**OBJECTIVE**
Scan the data for "unit" and copy the lines it appears in.

**MATERIALS PROVIDED**
□ □ □ □
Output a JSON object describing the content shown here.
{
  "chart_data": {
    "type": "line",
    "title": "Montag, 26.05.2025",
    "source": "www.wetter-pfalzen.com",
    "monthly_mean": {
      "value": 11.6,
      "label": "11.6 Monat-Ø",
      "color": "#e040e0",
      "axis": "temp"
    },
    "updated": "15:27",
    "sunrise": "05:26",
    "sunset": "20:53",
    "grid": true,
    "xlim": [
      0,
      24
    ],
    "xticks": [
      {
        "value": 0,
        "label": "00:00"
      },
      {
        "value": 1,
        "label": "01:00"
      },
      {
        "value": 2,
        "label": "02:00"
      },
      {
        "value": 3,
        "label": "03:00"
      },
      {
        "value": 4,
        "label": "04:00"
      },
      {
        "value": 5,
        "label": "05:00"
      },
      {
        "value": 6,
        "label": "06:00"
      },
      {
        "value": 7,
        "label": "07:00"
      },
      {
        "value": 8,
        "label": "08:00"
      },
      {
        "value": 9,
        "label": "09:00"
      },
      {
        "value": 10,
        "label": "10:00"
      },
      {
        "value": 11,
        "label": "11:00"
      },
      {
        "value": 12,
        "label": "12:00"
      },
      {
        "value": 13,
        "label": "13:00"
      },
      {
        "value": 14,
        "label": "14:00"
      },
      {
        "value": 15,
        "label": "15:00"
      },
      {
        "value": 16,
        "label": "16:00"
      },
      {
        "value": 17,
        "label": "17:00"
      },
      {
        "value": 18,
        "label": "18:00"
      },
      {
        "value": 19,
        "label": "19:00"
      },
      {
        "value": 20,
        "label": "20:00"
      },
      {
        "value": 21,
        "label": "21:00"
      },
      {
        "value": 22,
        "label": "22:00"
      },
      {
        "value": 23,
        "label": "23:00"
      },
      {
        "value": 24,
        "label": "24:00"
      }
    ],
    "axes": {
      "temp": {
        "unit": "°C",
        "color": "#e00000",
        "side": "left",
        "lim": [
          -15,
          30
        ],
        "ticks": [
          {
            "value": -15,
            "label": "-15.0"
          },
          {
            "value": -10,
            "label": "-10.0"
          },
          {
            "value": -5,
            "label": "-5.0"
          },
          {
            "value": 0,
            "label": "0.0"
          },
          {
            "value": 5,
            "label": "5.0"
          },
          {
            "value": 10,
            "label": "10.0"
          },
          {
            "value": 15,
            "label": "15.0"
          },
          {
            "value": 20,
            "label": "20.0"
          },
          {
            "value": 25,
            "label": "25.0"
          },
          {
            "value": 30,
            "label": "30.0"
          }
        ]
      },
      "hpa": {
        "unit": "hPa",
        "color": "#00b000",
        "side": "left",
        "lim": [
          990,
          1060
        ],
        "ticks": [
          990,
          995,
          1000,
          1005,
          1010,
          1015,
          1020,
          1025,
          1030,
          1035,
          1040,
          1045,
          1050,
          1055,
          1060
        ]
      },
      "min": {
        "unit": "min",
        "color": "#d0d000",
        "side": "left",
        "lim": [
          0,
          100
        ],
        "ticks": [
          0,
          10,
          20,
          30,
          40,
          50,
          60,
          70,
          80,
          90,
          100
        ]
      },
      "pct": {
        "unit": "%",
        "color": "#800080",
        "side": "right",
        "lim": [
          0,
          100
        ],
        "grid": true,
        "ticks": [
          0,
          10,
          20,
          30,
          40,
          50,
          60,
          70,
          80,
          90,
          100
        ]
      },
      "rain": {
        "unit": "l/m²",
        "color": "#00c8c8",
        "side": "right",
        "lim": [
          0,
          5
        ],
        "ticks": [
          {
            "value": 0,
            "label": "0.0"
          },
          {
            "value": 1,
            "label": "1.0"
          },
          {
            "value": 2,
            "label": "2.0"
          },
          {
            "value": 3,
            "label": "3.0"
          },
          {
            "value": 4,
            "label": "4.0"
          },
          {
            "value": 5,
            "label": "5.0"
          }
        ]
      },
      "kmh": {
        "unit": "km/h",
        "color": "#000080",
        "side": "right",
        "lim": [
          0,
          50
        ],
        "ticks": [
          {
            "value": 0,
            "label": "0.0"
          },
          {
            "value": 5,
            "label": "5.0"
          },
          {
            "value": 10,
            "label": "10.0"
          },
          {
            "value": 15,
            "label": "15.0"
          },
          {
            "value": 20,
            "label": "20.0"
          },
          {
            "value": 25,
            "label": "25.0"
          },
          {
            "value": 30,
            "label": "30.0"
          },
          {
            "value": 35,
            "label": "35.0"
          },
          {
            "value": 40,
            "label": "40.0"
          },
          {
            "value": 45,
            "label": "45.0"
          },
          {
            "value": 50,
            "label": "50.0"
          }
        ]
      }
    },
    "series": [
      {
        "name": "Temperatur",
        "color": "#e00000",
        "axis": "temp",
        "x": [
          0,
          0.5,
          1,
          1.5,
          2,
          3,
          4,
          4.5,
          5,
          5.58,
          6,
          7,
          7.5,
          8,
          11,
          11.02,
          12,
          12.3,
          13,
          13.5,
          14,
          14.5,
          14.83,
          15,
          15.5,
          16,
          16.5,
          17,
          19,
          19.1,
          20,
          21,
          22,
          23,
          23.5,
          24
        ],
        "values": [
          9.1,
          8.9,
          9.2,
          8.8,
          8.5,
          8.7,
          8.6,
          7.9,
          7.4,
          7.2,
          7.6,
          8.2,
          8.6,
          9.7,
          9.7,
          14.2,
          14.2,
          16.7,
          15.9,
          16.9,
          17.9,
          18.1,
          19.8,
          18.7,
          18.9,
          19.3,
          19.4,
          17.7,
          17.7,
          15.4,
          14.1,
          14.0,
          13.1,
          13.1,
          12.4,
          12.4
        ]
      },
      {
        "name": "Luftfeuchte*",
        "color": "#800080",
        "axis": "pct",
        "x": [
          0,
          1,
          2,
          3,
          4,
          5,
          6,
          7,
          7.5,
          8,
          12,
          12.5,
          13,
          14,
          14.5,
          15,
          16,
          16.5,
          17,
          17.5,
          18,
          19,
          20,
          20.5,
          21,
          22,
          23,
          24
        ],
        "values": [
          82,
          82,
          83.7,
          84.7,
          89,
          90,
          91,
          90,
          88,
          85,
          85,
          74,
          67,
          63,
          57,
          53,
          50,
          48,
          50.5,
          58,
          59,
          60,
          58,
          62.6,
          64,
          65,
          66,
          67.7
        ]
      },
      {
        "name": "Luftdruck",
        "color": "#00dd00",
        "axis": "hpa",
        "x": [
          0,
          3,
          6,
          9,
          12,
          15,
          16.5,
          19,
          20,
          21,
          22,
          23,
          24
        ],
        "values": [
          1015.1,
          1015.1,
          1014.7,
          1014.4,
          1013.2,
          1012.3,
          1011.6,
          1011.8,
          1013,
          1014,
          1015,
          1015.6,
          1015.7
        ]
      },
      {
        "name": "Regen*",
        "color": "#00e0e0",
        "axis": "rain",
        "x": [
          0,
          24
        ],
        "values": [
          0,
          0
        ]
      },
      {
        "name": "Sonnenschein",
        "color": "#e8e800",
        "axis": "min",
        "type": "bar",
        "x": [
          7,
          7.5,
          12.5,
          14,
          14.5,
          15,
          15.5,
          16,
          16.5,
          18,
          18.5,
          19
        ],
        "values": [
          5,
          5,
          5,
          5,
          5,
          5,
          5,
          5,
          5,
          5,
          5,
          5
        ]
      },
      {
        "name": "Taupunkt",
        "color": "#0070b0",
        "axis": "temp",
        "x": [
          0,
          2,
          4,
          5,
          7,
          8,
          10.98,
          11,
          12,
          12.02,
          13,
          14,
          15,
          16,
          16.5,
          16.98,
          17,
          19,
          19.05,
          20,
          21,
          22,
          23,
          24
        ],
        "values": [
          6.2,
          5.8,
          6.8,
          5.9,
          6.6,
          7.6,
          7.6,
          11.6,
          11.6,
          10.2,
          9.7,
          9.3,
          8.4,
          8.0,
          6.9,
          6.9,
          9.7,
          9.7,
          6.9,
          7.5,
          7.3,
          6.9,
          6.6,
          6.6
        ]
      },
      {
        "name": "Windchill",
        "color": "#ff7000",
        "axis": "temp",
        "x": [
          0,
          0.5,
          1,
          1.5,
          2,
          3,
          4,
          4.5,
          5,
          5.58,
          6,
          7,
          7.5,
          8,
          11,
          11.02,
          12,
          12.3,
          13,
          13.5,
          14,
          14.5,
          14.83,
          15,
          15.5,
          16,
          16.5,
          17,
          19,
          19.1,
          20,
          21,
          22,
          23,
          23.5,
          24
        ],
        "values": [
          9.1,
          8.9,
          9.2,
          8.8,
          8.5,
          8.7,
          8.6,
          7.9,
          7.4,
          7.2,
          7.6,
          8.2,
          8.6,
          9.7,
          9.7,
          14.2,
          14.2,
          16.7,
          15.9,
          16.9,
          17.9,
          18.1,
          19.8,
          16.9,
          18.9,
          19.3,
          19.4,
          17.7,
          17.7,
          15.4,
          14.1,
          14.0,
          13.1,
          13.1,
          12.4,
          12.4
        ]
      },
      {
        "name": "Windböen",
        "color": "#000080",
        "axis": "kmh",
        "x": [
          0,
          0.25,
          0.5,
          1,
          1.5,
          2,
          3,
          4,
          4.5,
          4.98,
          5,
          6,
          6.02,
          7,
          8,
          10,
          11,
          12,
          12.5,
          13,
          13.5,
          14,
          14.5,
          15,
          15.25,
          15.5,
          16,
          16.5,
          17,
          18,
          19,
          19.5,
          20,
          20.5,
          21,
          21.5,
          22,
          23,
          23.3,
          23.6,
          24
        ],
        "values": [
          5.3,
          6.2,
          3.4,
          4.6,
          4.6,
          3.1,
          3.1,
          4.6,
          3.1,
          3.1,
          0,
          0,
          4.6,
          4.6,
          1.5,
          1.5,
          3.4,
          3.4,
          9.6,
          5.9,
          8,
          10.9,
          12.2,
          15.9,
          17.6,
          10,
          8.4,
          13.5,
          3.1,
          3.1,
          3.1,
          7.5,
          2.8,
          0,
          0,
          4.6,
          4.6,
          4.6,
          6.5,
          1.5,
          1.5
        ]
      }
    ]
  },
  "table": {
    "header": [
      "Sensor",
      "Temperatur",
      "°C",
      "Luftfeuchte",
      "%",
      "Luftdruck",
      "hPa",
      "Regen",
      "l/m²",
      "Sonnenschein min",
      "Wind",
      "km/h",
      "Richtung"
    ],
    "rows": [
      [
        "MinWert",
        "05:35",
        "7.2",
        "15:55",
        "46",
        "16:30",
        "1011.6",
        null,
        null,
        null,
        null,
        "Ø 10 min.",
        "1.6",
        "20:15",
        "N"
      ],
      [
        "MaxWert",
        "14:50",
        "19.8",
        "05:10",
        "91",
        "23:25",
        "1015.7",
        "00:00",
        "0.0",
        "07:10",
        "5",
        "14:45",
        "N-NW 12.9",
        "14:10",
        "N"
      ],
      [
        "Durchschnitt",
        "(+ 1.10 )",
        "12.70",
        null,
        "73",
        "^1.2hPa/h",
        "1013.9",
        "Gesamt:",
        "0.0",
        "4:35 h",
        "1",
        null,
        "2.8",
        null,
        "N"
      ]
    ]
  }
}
□ □ □ □
**RESULT FOR THIS EXERCISE**
        "unit": "°C",
        "unit": "hPa",
        "unit": "min",
        "unit": "%",
        "unit": "l/m²",
        "unit": "km/h",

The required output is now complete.